以下是 iOS 端的代码实现，仅供参考：

for index in 0 ..< allFeatureCount {
    guard let inputTensor : Tensor = try self.interpreter?.input(at: index) else {
        finished([])
        return
    }
    
    let field : String = inputTensor.name
    let itemInput : [Int64] = input[field] as! [Int64]
    let inputData = Data(copyingBufferOf: itemInput)
    
    // Copy the input data to the input `Tensor`.
    try self.interpreter?.copy(inputData, toInputAt: index)
}

1.7 执行预测

以下是 iOS 端的代码实现，仅供参考：

// Run inference by invoking the `Interpreter`.
try self.interpreter?.invoke()

1.8 得到预测结果 outputTensor

以下是 iOS 端的代码实现，仅供参考：

// Get the output `Tensor`
let outputTensor = try self.interpreter?.output(at: 0)

// Copy output to `Data` to process the inference results.
let outputSize = outputTensor?.shape.dimensions.reduce(1, {x, y in x * y})
let outputData = UnsafeMutableBufferPointer<Float32>.allocate(capacity: outputSize!)
outputTensor?.data.copyBytes(to: outputData, count: 1)

» 所给条目:
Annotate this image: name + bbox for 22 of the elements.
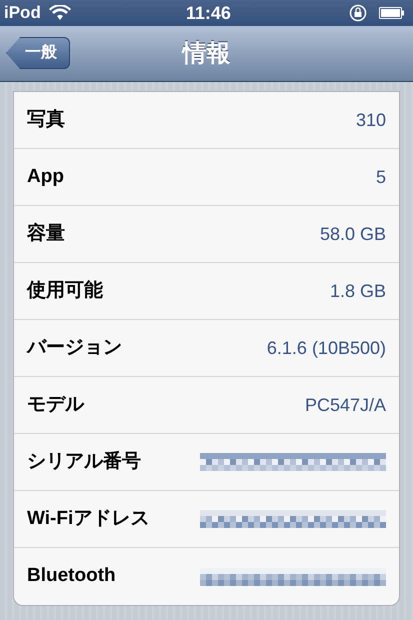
row-label: モデル: [27, 392, 84, 417]
row-value: 6.1.6 (10B500): [266, 336, 386, 360]
row-label: バージョン: [27, 336, 122, 360]
row-label: シリアル番号: [27, 450, 141, 474]
row-label: 使用可能: [27, 278, 103, 303]
rotation-lock-icon: [349, 4, 367, 22]
row-label: 写真: [27, 108, 65, 132]
row-label: Bluetooth: [27, 564, 116, 588]
row-label: 容量: [27, 222, 65, 246]
row-label: App: [27, 164, 64, 189]
carrier-name: iPod: [4, 2, 41, 24]
row-value: 5: [376, 166, 386, 188]
status-time: 11:46: [186, 2, 231, 24]
back-button[interactable]: 一般: [6, 37, 70, 69]
row-value: 1.8 GB: [330, 280, 386, 302]
row-value: 58.0 GB: [320, 222, 386, 246]
wifi-icon: [48, 5, 71, 21]
row-value: 310: [356, 108, 386, 132]
screen-title: 情報: [182, 38, 230, 68]
row-label: Wi-Fiアドレス: [27, 506, 150, 531]
battery-icon: [379, 7, 405, 19]
row-value: PC547J/A: [304, 394, 386, 416]
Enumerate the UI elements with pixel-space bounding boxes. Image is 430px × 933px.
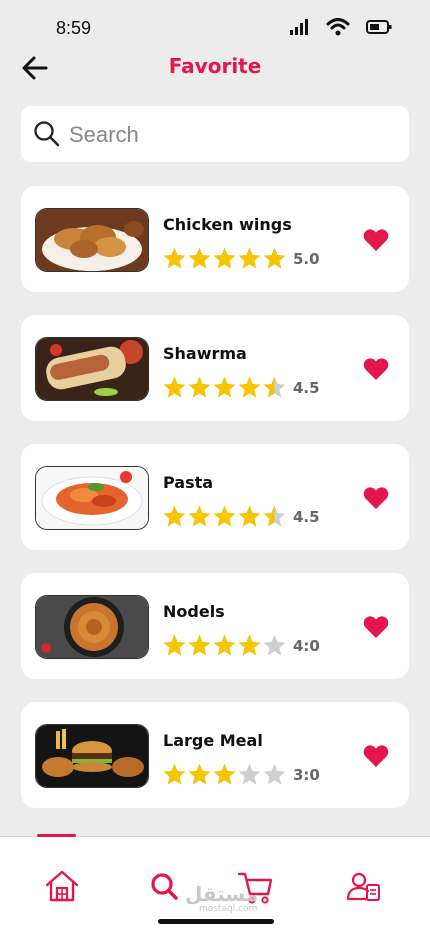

» 任务一览:
1 > 根据关于 iOS 端模型推理代码的文本片段回答：
(a) 在 `for index in 0 ..< allFeatureCount` 循环中，如果取不到输入张量，代码调用了什么？
(b) “1.7 执行预测”一节调用的是 interpreter 的哪个方法？
(c) 获取 outputTensor 时，传给 `output(at:)` 的索引是多少？
2 > 请接着往下写这段关于 iOS 端模型推理代码的文本片段。

» 参考答案:
1 >
(a) 调用 `finished([])`，随后执行 `return`。
(b) `invoke()` 方法。
(c) 0。

2 >
得到类似如下的分数：

[0.25,0.15]

最后回传给 js 端，让部落 js 业务对帖子进行重排

2. Android 端实现

这边我们只贴出最核心的推断逻辑

2.1 躺坑 - 按照 iOS 流程照猫画虎

发现 Android 除了获取 inputTensor、resizeInput、allocateTensors 和 iOS API 类似外，其他拷贝输入、预测执行、获取输出的 public API 都没有，而且执行预测还必须传入输入输出：

但是发现了和 iOS 类似的剩余几个 API，包括设置输入数据、获取输出，但 API 都不是 public：

尝试反射调用？

	    val interpreter: Interpreter = TensorflowProvider.getInstance(applicationContext).getTFLite()

            // resizeInput
            val inputTensorCount = interpreter.inputTensorCount
            Log.i("tony" , "inputTensorCount = $inputTensorCount")

            val interpreterInput: MutableList<Array<Long?>> = ArrayList()

            for (i in 0 until inputTensorCount) {
                val inputTensor = interpreter.getInputTensor(i)
                val field = inputTensor.name().replace("serving_default_" , "").replace(":0" , "")
                val itemInput = arrayOfNulls<Long>(2)
                trainData.optJSONArray(field)?.let {
                    val length = it.length()
                    for (j in 0 until length) {
                        itemInput[j] = it.getLong(j)
                    }
                }
                interpreterInput.add(itemInput)
                val dims = intArrayOf(itemInput.size , 1)
                try {
                    interpreter.resizeInput(i , dims)
                } catch (e: Throwable) {
                    Log.i("tony" , "resizeInput err = " + e.message)
                }
            }

            // allocateTensors
            interpreter.allocateTensors()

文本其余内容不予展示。